> _Task to complete_:
Write out the whole listing exactly as it stands.

> _Input records_:
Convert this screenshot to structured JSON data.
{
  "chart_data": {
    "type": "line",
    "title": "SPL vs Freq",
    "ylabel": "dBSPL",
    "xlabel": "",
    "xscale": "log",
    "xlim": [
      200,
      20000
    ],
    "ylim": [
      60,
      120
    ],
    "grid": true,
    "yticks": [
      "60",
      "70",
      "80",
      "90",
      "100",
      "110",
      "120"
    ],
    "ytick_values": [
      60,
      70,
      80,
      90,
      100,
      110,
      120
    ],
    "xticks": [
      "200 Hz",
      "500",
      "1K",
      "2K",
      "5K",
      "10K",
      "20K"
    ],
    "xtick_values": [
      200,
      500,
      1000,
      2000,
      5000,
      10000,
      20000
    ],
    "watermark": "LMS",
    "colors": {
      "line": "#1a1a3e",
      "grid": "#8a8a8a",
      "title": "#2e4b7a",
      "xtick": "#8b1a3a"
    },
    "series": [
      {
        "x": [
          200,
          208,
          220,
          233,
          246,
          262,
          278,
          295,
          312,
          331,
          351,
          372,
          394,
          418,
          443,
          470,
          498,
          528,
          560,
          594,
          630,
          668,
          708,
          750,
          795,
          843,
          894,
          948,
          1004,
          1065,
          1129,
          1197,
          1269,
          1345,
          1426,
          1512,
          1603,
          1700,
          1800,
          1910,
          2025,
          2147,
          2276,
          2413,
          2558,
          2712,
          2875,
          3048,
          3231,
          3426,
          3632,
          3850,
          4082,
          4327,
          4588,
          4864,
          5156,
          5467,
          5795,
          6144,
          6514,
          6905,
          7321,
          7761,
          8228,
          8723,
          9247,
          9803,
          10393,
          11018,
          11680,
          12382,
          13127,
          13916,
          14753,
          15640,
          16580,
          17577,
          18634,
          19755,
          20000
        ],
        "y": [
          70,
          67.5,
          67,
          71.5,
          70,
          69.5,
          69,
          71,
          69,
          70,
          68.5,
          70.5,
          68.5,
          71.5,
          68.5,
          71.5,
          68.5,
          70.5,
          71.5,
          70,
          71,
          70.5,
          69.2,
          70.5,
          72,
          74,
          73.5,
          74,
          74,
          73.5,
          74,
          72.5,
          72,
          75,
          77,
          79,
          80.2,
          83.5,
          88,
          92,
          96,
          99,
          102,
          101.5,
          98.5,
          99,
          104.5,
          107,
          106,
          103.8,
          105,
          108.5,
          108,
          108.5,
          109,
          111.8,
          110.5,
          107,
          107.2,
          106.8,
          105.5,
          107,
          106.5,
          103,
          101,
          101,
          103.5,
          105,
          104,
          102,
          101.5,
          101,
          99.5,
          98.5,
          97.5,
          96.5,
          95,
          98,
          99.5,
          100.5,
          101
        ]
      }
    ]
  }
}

> _Task output_:
Convert this screenshot to structured JSON data.
{
  "chart_data": {
    "type": "line",
    "title": "SPL vs Freq",
    "ylabel": "dBSPL",
    "xlabel": "",
    "xscale": "log",
    "xlim": [
      200,
      20000
    ],
    "ylim": [
      60,
      120
    ],
    "grid": true,
    "yticks": [
      "60",
      "70",
      "80",
      "90",
      "100",
      "110",
      "120"
    ],
    "ytick_values": [
      60,
      70,
      80,
      90,
      100,
      110,
      120
    ],
    "xticks": [
      "200 Hz",
      "500",
      "1K",
      "2K",
      "5K",
      "10K",
      "20K"
    ],
    "xtick_values": [
      200,
      500,
      1000,
      2000,
      5000,
      10000,
      20000
    ],
    "watermark": "LMS",
    "colors": {
      "line": "#1a1a3e",
      "grid": "#8a8a8a",
      "title": "#2e4b7a",
      "xtick": "#8b1a3a"
    },
    "series": [
      {
        "x": [
          200,
          208,
          220,
          233,
          246,
          262,
          278,
          295,
          312,
          331,
          351,
          372,
          394,
          418,
          443,
          470,
          498,
          528,
          560,
          594,
          630,
          668,
          708,
          750,
          795,
          843,
          894,
          948,
          1004,
          1065,
          1129,
          1197,
          1269,
          1345,
          1426,
          1512,
          1603,
          1700,
          1800,
          1910,
          2025,
          2147,
          2276,
          2413,
          2558,
          2712,
          2875,
          3048,
          3231,
          3426,
          3632,
          3850,
          4082,
          4327,
          4588,
          4864,
          5156,
          5467,
          5795,
          6144,
          6514,
          6905,
          7321,
          7761,
          8228,
          8723,
          9247,
          9803,
          10393,
          11018,
          11680,
          12382,
          13127,
          13916,
          14753,
          15640,
          16580,
          17577,
          18634,
          19755,
          20000
        ],
        "y": [
          70,
          67.5,
          67,
          71.5,
          70,
          69.5,
          69,
          71,
          69,
          70,
          68.5,
          70.5,
          68.5,
          71.5,
          68.5,
          71.5,
          68.5,
          70.5,
          71.5,
          70,
          71,
          70.5,
          69.2,
          70.5,
          72,
          74,
          73.5,
          74,
          74,
          73.5,
          74,
          72.5,
          72,
          75,
          77,
          79,
          80.2,
          83.5,
          88,
          92,
          96,
          99,
          102,
          101.5,
          98.5,
          99,
          104.5,
          107,
          106,
          103.8,
          105,
          108.5,
          108,
          108.5,
          109,
          111.8,
          110.5,
          107,
          107.2,
          106.8,
          105.5,
          107,
          106.5,
          103,
          101,
          101,
          103.5,
          105,
          104,
          102,
          101.5,
          101,
          99.5,
          98.5,
          97.5,
          96.5,
          95,
          98,
          99.5,
          100.5,
          101
        ]
      }
    ]
  }
}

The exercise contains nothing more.